### DATASET RECORDS
**********

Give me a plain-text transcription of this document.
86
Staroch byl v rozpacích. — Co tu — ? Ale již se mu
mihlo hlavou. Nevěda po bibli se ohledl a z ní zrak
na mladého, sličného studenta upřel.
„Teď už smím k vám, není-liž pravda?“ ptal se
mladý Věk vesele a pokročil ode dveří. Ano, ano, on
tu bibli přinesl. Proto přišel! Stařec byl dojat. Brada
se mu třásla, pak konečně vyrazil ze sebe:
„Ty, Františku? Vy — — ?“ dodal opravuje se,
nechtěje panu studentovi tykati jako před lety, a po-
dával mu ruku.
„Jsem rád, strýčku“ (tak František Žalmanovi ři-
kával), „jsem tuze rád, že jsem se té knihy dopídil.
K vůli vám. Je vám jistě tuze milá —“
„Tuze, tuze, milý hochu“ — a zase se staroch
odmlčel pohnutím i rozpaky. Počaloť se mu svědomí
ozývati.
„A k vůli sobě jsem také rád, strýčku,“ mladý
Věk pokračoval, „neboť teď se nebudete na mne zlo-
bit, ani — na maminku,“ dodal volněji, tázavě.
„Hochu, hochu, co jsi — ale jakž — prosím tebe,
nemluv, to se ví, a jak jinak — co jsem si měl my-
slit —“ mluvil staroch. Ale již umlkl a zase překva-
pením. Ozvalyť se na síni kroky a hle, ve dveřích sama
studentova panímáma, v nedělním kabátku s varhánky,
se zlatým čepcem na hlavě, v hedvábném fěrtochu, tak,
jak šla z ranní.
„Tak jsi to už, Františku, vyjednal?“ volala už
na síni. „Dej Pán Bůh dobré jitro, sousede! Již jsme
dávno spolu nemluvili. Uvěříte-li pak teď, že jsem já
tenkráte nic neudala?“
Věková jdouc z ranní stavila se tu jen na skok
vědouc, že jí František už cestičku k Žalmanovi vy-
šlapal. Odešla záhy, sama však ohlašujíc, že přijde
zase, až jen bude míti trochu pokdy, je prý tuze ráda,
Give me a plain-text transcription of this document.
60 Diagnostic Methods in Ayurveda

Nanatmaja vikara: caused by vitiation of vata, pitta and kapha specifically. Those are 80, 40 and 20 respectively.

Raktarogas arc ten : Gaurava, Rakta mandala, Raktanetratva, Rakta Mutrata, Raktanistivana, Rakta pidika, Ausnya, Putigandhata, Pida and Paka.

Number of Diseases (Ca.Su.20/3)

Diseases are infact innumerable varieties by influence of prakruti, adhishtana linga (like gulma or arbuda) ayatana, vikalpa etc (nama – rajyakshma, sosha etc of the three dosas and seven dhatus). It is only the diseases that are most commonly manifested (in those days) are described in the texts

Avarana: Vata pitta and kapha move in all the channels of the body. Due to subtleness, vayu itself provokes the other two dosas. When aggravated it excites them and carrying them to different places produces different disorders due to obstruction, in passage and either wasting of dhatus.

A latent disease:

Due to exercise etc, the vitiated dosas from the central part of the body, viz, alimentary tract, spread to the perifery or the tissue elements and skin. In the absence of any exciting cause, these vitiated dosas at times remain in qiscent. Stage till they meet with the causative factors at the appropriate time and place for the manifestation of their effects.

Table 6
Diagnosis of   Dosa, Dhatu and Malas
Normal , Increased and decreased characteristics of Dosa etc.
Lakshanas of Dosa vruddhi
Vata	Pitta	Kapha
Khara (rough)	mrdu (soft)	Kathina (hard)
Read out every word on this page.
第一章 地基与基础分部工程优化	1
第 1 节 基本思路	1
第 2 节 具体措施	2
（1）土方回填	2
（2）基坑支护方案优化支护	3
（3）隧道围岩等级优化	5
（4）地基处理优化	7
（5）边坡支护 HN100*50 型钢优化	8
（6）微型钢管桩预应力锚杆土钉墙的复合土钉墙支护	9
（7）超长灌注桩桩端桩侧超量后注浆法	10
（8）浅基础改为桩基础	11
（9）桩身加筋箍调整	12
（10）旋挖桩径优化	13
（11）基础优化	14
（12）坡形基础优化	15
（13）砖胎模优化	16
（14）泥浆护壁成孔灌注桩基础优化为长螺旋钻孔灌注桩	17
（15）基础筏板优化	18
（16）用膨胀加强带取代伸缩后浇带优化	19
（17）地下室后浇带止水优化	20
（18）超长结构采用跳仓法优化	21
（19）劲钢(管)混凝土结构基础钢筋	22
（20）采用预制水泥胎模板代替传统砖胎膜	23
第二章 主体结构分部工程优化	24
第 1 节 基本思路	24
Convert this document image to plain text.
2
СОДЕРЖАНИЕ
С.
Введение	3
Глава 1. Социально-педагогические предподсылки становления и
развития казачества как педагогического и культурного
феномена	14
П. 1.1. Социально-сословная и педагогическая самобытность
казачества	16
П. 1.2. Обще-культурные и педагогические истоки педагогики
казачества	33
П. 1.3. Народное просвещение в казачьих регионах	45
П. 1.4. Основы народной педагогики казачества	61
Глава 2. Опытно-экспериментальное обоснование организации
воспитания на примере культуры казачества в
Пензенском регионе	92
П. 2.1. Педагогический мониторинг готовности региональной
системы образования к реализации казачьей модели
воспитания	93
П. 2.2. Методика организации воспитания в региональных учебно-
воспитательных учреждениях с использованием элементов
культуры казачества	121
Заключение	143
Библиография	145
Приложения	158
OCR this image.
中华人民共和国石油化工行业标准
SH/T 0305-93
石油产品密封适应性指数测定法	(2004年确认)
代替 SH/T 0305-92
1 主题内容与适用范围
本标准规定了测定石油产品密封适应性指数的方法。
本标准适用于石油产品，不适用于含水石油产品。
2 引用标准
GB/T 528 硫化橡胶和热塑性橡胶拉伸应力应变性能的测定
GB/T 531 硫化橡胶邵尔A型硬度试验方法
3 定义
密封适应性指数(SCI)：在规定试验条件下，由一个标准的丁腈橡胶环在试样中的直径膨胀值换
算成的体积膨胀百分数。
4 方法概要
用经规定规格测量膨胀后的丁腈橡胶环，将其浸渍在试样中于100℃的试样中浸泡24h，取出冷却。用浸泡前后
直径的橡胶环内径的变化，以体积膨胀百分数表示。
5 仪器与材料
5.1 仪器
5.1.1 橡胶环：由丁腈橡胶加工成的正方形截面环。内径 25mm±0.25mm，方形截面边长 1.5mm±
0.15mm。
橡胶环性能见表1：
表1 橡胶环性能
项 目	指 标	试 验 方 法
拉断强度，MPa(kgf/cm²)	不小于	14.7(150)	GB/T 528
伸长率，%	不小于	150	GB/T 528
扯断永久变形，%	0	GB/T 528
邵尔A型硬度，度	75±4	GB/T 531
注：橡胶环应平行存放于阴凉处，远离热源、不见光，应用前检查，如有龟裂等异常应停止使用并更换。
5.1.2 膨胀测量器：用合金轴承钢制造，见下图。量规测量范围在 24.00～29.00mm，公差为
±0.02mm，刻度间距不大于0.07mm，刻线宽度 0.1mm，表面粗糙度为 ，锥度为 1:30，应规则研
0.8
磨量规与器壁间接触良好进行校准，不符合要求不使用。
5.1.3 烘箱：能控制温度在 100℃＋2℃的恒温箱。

**********

### TASK DESCRIPTION
Your task is to reproduce all of the records exactly.

### FULL OUTPUT
Give me a plain-text transcription of this document.
86
Staroch byl v rozpacích. — Co tu — ? Ale již se mu
mihlo hlavou. Nevěda po bibli se ohledl a z ní zrak
na mladého, sličného studenta upřel.
„Teď už smím k vám, není-liž pravda?“ ptal se
mladý Věk vesele a pokročil ode dveří. Ano, ano, on
tu bibli přinesl. Proto přišel! Stařec byl dojat. Brada
se mu třásla, pak konečně vyrazil ze sebe:
„Ty, Františku? Vy — — ?“ dodal opravuje se,
nechtěje panu studentovi tykati jako před lety, a po-
dával mu ruku.
„Jsem rád, strýčku“ (tak František Žalmanovi ři-
kával), „jsem tuze rád, že jsem se té knihy dopídil.
K vůli vám. Je vám jistě tuze milá —“
„Tuze, tuze, milý hochu“ — a zase se staroch
odmlčel pohnutím i rozpaky. Počaloť se mu svědomí
ozývati.
„A k vůli sobě jsem také rád, strýčku,“ mladý
Věk pokračoval, „neboť teď se nebudete na mne zlo-
bit, ani — na maminku,“ dodal volněji, tázavě.
„Hochu, hochu, co jsi — ale jakž — prosím tebe,
nemluv, to se ví, a jak jinak — co jsem si měl my-
slit —“ mluvil staroch. Ale již umlkl a zase překva-
pením. Ozvalyť se na síni kroky a hle, ve dveřích sama
studentova panímáma, v nedělním kabátku s varhánky,
se zlatým čepcem na hlavě, v hedvábném fěrtochu, tak,
jak šla z ranní.
„Tak jsi to už, Františku, vyjednal?“ volala už
na síni. „Dej Pán Bůh dobré jitro, sousede! Již jsme
dávno spolu nemluvili. Uvěříte-li pak teď, že jsem já
tenkráte nic neudala?“
Věková jdouc z ranní stavila se tu jen na skok
vědouc, že jí František už cestičku k Žalmanovi vy-
šlapal. Odešla záhy, sama však ohlašujíc, že přijde
zase, až jen bude míti trochu pokdy, je prý tuze ráda,
Give me a plain-text transcription of this document.
60 Diagnostic Methods in Ayurveda

Nanatmaja vikara: caused by vitiation of vata, pitta and kapha specifically. Those are 80, 40 and 20 respectively.

Raktarogas arc ten : Gaurava, Rakta mandala, Raktanetratva, Rakta Mutrata, Raktanistivana, Rakta pidika, Ausnya, Putigandhata, Pida and Paka.

Number of Diseases (Ca.Su.20/3)

Diseases are infact innumerable varieties by influence of prakruti, adhishtana linga (like gulma or arbuda) ayatana, vikalpa etc (nama – rajyakshma, sosha etc of the three dosas and seven dhatus). It is only the diseases that are most commonly manifested (in those days) are described in the texts

Avarana: Vata pitta and kapha move in all the channels of the body. Due to subtleness, vayu itself provokes the other two dosas. When aggravated it excites them and carrying them to different places produces different disorders due to obstruction, in passage and either wasting of dhatus.

A latent disease:

Due to exercise etc, the vitiated dosas from the central part of the body, viz, alimentary tract, spread to the perifery or the tissue elements and skin. In the absence of any exciting cause, these vitiated dosas at times remain in qiscent. Stage till they meet with the causative factors at the appropriate time and place for the manifestation of their effects.

Table 6
Diagnosis of   Dosa, Dhatu and Malas
Normal , Increased and decreased characteristics of Dosa etc.
Lakshanas of Dosa vruddhi
Vata	Pitta	Kapha
Khara (rough)	mrdu (soft)	Kathina (hard)
Read out every word on this page.
第一章 地基与基础分部工程优化	1
第 1 节 基本思路	1
第 2 节 具体措施	2
（1）土方回填	2
（2）基坑支护方案优化支护	3
（3）隧道围岩等级优化	5
（4）地基处理优化	7
（5）边坡支护 HN100*50 型钢优化	8
（6）微型钢管桩预应力锚杆土钉墙的复合土钉墙支护	9
（7）超长灌注桩桩端桩侧超量后注浆法	10
（8）浅基础改为桩基础	11
（9）桩身加筋箍调整	12
（10）旋挖桩径优化	13
（11）基础优化	14
（12）坡形基础优化	15
（13）砖胎模优化	16
（14）泥浆护壁成孔灌注桩基础优化为长螺旋钻孔灌注桩	17
（15）基础筏板优化	18
（16）用膨胀加强带取代伸缩后浇带优化	19
（17）地下室后浇带止水优化	20
（18）超长结构采用跳仓法优化	21
（19）劲钢(管)混凝土结构基础钢筋	22
（20）采用预制水泥胎模板代替传统砖胎膜	23
第二章 主体结构分部工程优化	24
第 1 节 基本思路	24
Convert this document image to plain text.
2
СОДЕРЖАНИЕ
С.
Введение	3
Глава 1. Социально-педагогические предподсылки становления и
развития казачества как педагогического и культурного
феномена	14
П. 1.1. Социально-сословная и педагогическая самобытность
казачества	16
П. 1.2. Обще-культурные и педагогические истоки педагогики
казачества	33
П. 1.3. Народное просвещение в казачьих регионах	45
П. 1.4. Основы народной педагогики казачества	61
Глава 2. Опытно-экспериментальное обоснование организации
воспитания на примере культуры казачества в
Пензенском регионе	92
П. 2.1. Педагогический мониторинг готовности региональной
системы образования к реализации казачьей модели
воспитания	93
П. 2.2. Методика организации воспитания в региональных учебно-
воспитательных учреждениях с использованием элементов
культуры казачества	121
Заключение	143
Библиография	145
Приложения	158
OCR this image.
中华人民共和国石油化工行业标准
SH/T 0305-93
石油产品密封适应性指数测定法	(2004年确认)
代替 SH/T 0305-92
1 主题内容与适用范围
本标准规定了测定石油产品密封适应性指数的方法。
本标准适用于石油产品，不适用于含水石油产品。
2 引用标准
GB/T 528 硫化橡胶和热塑性橡胶拉伸应力应变性能的测定
GB/T 531 硫化橡胶邵尔A型硬度试验方法
3 定义
密封适应性指数(SCI)：在规定试验条件下，由一个标准的丁腈橡胶环在试样中的直径膨胀值换
算成的体积膨胀百分数。
4 方法概要
用经规定规格测量膨胀后的丁腈橡胶环，将其浸渍在试样中于100℃的试样中浸泡24h，取出冷却。用浸泡前后
直径的橡胶环内径的变化，以体积膨胀百分数表示。
5 仪器与材料
5.1 仪器
5.1.1 橡胶环：由丁腈橡胶加工成的正方形截面环。内径 25mm±0.25mm，方形截面边长 1.5mm±
0.15mm。
橡胶环性能见表1：
表1 橡胶环性能
项 目	指 标	试 验 方 法
拉断强度，MPa(kgf/cm²)	不小于	14.7(150)	GB/T 528
伸长率，%	不小于	150	GB/T 528
扯断永久变形，%	0	GB/T 528
邵尔A型硬度，度	75±4	GB/T 531
注：橡胶环应平行存放于阴凉处，远离热源、不见光，应用前检查，如有龟裂等异常应停止使用并更换。
5.1.2 膨胀测量器：用合金轴承钢制造，见下图。量规测量范围在 24.00～29.00mm，公差为
±0.02mm，刻度间距不大于0.07mm，刻线宽度 0.1mm，表面粗糙度为 ，锥度为 1:30，应规则研
0.8
磨量规与器壁间接触良好进行校准，不符合要求不使用。
5.1.3 烘箱：能控制温度在 100℃＋2℃的恒温箱。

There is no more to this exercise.